▶ [WHAT TO WORK ON]:
Show every line in the records below that contains the word "ACIDO".

───── DATASET RECORDS

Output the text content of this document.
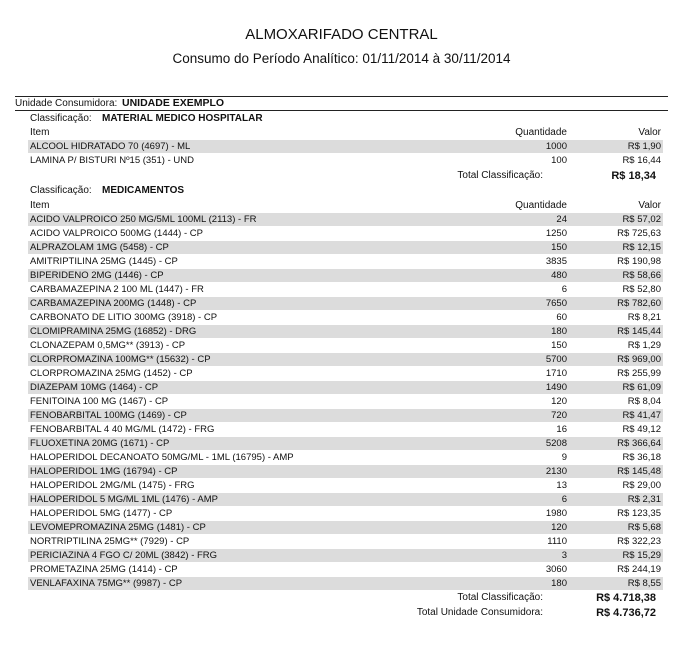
ALMOXARIFADO CENTRAL
Consumo do Período Analítico: 01/11/2014 à 30/11/2014
Unidade Consumidora: UNIDADE EXEMPLO
Classificação: MATERIAL MEDICO HOSPITALAR
Item	Quantidade	Valor
ALCOOL HIDRATADO 70 (4697) - ML	1000	R$ 1,90
LAMINA P/ BISTURI Nº15 (351) - UND	100	R$ 16,44
Total Classificação:	R$ 18,34
Classificação: MEDICAMENTOS
Item	Quantidade	Valor
ACIDO VALPROICO 250 MG/5ML 100ML (2113) - FR	24	R$ 57,02
ACIDO VALPROICO 500MG (1444) - CP	1250	R$ 725,63
ALPRAZOLAM 1MG (5458) - CP	150	R$ 12,15
AMITRIPTILINA 25MG (1445) - CP	3835	R$ 190,98
BIPERIDENO 2MG (1446) - CP	480	R$ 58,66
CARBAMAZEPINA 2 100 ML (1447) - FR	6	R$ 52,80
CARBAMAZEPINA 200MG (1448) - CP	7650	R$ 782,60
CARBONATO DE LITIO 300MG (3918) - CP	60	R$ 8,21
CLOMIPRAMINA 25MG (16852) - DRG	180	R$ 145,44
CLONAZEPAM 0,5MG** (3913) - CP	150	R$ 1,29
CLORPROMAZINA 100MG** (15632) - CP	5700	R$ 969,00
CLORPROMAZINA 25MG (1452) - CP	1710	R$ 255,99
DIAZEPAM 10MG (1464) - CP	1490	R$ 61,09
FENITOINA 100 MG (1467) - CP	120	R$ 8,04
FENOBARBITAL 100MG (1469) - CP	720	R$ 41,47
FENOBARBITAL 4 40 MG/ML (1472) - FRG	16	R$ 49,12
FLUOXETINA 20MG (1671) - CP	5208	R$ 366,64
HALOPERIDOL DECANOATO 50MG/ML - 1ML (16795) - AMP	9	R$ 36,18
HALOPERIDOL 1MG (16794) - CP	2130	R$ 145,48
HALOPERIDOL 2MG/ML (1475) - FRG	13	R$ 29,00
HALOPERIDOL 5 MG/ML 1ML (1476) - AMP	6	R$ 2,31
HALOPERIDOL 5MG (1477) - CP	1980	R$ 123,35
LEVOMEPROMAZINA 25MG (1481) - CP	120	R$ 5,68
NORTRIPTILINA 25MG** (7929) - CP	1110	R$ 322,23
PERICIAZINA 4 FGO C/ 20ML (3842) - FRG	3	R$ 15,29
PROMETAZINA 25MG (1414) - CP	3060	R$ 244,19
VENLAFAXINA 75MG** (9987) - CP	180	R$ 8,55
Total Classificação:	R$ 4.718,38
Total Unidade Consumidora:	R$ 4.736,72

──────────

▶ [EXERCISE RESPONSE]:
ACIDO VALPROICO 250 MG/5ML 100ML (2113) - FR	24	R$ 57,02
ACIDO VALPROICO 500MG (1444) - CP	1250	R$ 725,63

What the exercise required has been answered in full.